YOUR TASK: All lines with the word "Number" must be pulled from the entries below.

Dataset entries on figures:
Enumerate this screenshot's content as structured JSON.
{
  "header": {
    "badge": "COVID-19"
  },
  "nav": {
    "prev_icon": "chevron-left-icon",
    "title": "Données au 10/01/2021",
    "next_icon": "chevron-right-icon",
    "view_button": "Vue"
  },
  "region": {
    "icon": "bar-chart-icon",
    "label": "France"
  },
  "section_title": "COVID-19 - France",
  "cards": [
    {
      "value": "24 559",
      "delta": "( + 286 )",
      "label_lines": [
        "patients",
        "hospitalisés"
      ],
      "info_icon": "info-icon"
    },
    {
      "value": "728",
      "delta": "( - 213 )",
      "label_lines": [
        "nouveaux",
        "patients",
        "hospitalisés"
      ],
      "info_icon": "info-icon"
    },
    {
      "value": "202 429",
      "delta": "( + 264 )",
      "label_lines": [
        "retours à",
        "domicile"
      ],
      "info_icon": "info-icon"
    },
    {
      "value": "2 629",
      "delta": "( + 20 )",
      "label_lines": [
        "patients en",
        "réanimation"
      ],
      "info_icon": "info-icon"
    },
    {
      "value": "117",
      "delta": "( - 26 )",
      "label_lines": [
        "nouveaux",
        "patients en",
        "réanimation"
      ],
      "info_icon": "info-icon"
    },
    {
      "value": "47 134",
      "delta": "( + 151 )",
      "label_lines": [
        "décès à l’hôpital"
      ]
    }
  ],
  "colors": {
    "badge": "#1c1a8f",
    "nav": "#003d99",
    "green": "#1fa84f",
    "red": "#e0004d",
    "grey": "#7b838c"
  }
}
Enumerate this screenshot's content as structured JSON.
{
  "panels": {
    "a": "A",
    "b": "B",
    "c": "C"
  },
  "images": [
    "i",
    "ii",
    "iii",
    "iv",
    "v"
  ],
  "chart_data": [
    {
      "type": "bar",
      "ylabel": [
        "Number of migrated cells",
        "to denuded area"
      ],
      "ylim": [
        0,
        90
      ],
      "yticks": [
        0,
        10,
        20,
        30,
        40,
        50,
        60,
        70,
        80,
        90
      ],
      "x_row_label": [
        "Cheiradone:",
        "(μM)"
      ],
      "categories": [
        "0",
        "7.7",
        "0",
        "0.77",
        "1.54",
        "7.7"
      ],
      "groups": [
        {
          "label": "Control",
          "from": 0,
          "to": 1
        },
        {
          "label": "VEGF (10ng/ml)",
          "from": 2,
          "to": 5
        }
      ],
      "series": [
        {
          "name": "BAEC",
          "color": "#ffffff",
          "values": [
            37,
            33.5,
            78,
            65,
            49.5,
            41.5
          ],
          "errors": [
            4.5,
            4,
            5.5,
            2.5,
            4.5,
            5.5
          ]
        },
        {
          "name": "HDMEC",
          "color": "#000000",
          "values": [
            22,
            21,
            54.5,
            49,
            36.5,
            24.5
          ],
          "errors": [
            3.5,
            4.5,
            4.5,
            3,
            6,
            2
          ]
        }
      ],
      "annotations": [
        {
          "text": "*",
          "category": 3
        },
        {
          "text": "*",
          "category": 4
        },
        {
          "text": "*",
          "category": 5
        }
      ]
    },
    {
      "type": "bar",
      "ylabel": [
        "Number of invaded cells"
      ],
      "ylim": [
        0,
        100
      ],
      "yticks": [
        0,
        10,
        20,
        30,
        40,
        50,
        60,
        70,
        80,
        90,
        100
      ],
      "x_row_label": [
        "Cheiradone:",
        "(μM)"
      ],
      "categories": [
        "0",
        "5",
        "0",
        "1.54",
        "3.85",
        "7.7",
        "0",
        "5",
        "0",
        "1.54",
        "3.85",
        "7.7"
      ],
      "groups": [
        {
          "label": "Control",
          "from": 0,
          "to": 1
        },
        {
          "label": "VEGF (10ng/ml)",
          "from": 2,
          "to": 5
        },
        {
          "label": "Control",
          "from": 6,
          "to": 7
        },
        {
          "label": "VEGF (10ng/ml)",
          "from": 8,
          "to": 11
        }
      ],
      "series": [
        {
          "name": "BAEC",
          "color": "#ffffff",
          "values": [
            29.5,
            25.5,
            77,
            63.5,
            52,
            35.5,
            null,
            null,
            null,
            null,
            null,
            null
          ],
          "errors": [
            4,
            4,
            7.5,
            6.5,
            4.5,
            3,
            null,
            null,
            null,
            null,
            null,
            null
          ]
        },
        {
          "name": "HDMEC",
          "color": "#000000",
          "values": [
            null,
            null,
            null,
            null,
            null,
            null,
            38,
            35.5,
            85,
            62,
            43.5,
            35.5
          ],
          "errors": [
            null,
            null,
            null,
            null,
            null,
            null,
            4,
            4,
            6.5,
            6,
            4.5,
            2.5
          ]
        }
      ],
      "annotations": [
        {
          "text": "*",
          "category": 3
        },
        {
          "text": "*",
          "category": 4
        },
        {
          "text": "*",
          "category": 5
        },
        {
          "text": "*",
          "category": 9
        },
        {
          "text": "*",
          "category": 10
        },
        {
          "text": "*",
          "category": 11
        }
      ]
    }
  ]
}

RESULT OF THIS EXERCISE:
        "Number of migrated cells",
        "Number of invaded cells"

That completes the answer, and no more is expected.